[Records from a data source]
+ + + +
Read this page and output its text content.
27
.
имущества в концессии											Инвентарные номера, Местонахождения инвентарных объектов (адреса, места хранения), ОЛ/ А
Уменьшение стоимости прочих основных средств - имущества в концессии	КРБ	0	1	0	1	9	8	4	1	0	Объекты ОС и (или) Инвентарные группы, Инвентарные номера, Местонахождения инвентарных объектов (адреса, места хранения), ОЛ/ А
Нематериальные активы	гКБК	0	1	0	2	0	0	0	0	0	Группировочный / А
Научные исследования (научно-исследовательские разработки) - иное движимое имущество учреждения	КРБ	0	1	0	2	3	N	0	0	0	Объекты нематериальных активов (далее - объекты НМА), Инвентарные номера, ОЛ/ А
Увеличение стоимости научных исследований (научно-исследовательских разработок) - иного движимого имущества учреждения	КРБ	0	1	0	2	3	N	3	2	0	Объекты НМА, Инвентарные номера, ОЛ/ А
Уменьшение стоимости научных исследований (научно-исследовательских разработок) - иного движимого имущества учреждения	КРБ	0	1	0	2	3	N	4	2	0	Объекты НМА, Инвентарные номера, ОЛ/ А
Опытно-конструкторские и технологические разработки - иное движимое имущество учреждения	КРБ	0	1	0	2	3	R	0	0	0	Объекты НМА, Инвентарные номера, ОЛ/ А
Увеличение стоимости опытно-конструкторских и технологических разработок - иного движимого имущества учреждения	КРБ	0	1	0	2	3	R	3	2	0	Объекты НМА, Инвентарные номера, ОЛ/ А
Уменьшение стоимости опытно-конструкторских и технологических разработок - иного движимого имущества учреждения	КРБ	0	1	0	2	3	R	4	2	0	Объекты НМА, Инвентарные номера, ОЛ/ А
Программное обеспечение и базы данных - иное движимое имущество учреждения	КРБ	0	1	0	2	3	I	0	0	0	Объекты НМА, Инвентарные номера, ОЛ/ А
+ + + +
GOAL. Each line with the string "места" in it needs to be found and copied.

RESULT OF THE EXERCISE.
имущества в концессии											Инвентарные номера, Местонахождения инвентарных объектов (адреса, места хранения), ОЛ/ А
Уменьшение стоимости прочих основных средств - имущества в концессии	КРБ	0	1	0	1	9	8	4	1	0	Объекты ОС и (или) Инвентарные группы, Инвентарные номера, Местонахождения инвентарных объектов (адреса, места хранения), ОЛ/ А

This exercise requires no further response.